*** Excerpted records

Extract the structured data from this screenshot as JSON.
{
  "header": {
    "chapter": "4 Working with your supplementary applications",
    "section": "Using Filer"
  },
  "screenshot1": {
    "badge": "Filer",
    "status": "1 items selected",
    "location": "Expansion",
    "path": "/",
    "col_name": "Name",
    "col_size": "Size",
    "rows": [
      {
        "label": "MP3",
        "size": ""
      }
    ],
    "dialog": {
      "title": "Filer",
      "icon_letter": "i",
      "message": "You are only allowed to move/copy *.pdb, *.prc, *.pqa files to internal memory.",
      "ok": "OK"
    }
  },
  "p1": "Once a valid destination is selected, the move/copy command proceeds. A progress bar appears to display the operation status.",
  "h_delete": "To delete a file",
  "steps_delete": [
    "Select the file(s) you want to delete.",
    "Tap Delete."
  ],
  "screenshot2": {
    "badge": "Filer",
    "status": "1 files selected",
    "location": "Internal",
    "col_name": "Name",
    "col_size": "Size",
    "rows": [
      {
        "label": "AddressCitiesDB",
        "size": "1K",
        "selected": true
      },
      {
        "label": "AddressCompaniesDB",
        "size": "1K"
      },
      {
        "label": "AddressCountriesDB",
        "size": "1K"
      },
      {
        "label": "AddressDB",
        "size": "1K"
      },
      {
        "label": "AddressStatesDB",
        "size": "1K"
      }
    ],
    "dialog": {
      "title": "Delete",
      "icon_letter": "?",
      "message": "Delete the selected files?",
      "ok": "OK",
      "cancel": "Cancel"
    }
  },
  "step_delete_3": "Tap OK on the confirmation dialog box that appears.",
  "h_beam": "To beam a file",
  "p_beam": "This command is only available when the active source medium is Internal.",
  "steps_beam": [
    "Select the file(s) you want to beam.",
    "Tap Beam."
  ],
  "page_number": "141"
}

******

Prompt ▸
Word for word, extract all the records.

Correct result ▸
Extract the structured data from this screenshot as JSON.
{
  "header": {
    "chapter": "4 Working with your supplementary applications",
    "section": "Using Filer"
  },
  "screenshot1": {
    "badge": "Filer",
    "status": "1 items selected",
    "location": "Expansion",
    "path": "/",
    "col_name": "Name",
    "col_size": "Size",
    "rows": [
      {
        "label": "MP3",
        "size": ""
      }
    ],
    "dialog": {
      "title": "Filer",
      "icon_letter": "i",
      "message": "You are only allowed to move/copy *.pdb, *.prc, *.pqa files to internal memory.",
      "ok": "OK"
    }
  },
  "p1": "Once a valid destination is selected, the move/copy command proceeds. A progress bar appears to display the operation status.",
  "h_delete": "To delete a file",
  "steps_delete": [
    "Select the file(s) you want to delete.",
    "Tap Delete."
  ],
  "screenshot2": {
    "badge": "Filer",
    "status": "1 files selected",
    "location": "Internal",
    "col_name": "Name",
    "col_size": "Size",
    "rows": [
      {
        "label": "AddressCitiesDB",
        "size": "1K",
        "selected": true
      },
      {
        "label": "AddressCompaniesDB",
        "size": "1K"
      },
      {
        "label": "AddressCountriesDB",
        "size": "1K"
      },
      {
        "label": "AddressDB",
        "size": "1K"
      },
      {
        "label": "AddressStatesDB",
        "size": "1K"
      }
    ],
    "dialog": {
      "title": "Delete",
      "icon_letter": "?",
      "message": "Delete the selected files?",
      "ok": "OK",
      "cancel": "Cancel"
    }
  },
  "step_delete_3": "Tap OK on the confirmation dialog box that appears.",
  "h_beam": "To beam a file",
  "p_beam": "This command is only available when the active source medium is Internal.",
  "steps_beam": [
    "Select the file(s) you want to beam.",
    "Tap Beam."
  ],
  "page_number": "141"
}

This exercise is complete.